_Data shown_.
= = =

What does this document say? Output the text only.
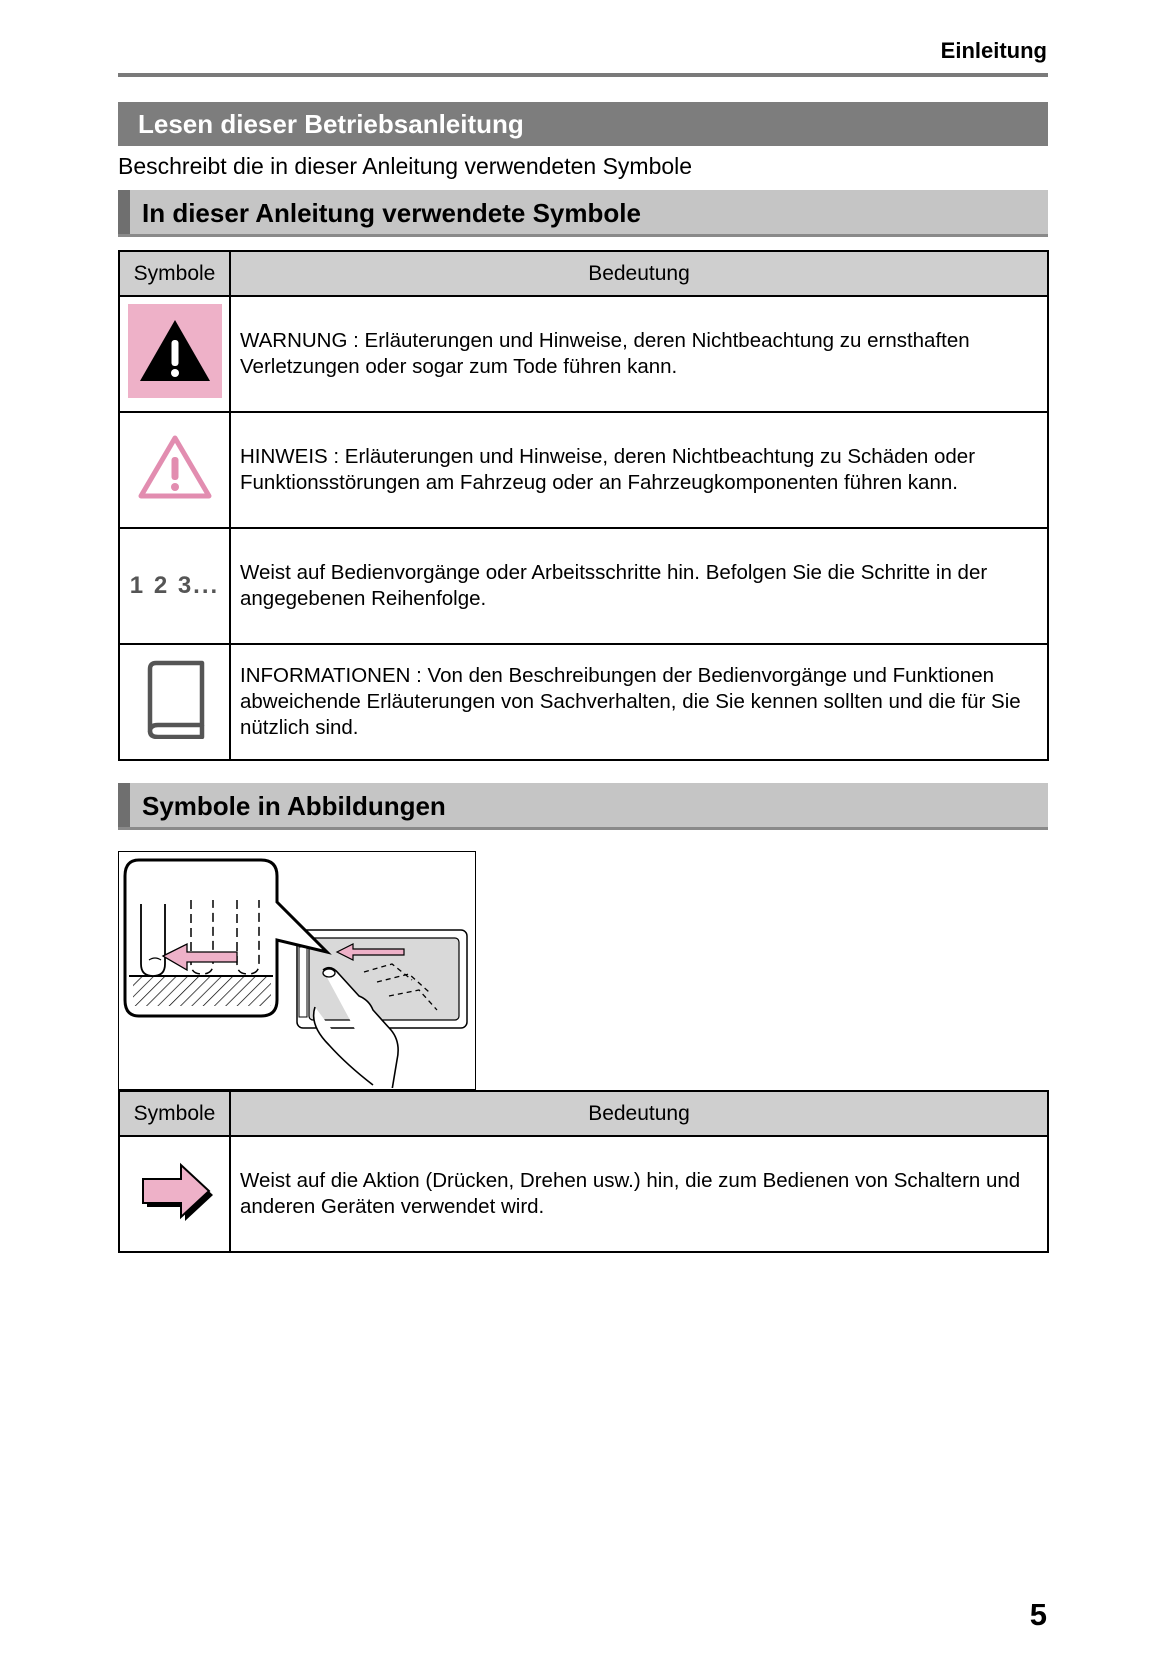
Einleitung
Lesen dieser Betriebsanleitung
Beschreibt die in dieser Anleitung verwendeten Symbole
In dieser Anleitung verwendete Symbole
Symbole	Bedeutung
	WARNUNG : Erläuterungen und Hinweise, deren Nichtbeachtung zu ernsthaften Verletzungen oder sogar zum Tode führen kann.
	HINWEIS : Erläuterungen und Hinweise, deren Nichtbeachtung zu Schäden oder Funktionsstörungen am Fahrzeug oder an Fahrzeugkomponenten führen kann.
1 2 3...	Weist auf Bedienvorgänge oder Arbeitsschritte hin. Befolgen Sie die Schritte in der angegebenen Reihenfolge.
	INFORMATIONEN : Von den Beschreibungen der Bedienvorgänge und Funktionen abweichende Erläuterungen von Sachverhalten, die Sie kennen sollten und die für Sie nützlich sind.
Symbole in Abbildungen
Symbole	Bedeutung
	Weist auf die Aktion (Drücken, Drehen usw.) hin, die zum Bedienen von Schaltern und anderen Geräten verwendet wird.
5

= = =

_Problem requirements_. Write the entries above out again exactly, but not the pictures.

_Exercise solution_.
What does this document say? Output the text only.
Einleitung
Lesen dieser Betriebsanleitung
Beschreibt die in dieser Anleitung verwendeten Symbole
In dieser Anleitung verwendete Symbole
Symbole	Bedeutung
	WARNUNG : Erläuterungen und Hinweise, deren Nichtbeachtung zu ernsthaften Verletzungen oder sogar zum Tode führen kann.
	HINWEIS : Erläuterungen und Hinweise, deren Nichtbeachtung zu Schäden oder Funktionsstörungen am Fahrzeug oder an Fahrzeugkomponenten führen kann.
1 2 3...	Weist auf Bedienvorgänge oder Arbeitsschritte hin. Befolgen Sie die Schritte in der angegebenen Reihenfolge.
	INFORMATIONEN : Von den Beschreibungen der Bedienvorgänge und Funktionen abweichende Erläuterungen von Sachverhalten, die Sie kennen sollten und die für Sie nützlich sind.
Symbole in Abbildungen
Symbole	Bedeutung
	Weist auf die Aktion (Drücken, Drehen usw.) hin, die zum Bedienen von Schaltern und anderen Geräten verwendet wird.
5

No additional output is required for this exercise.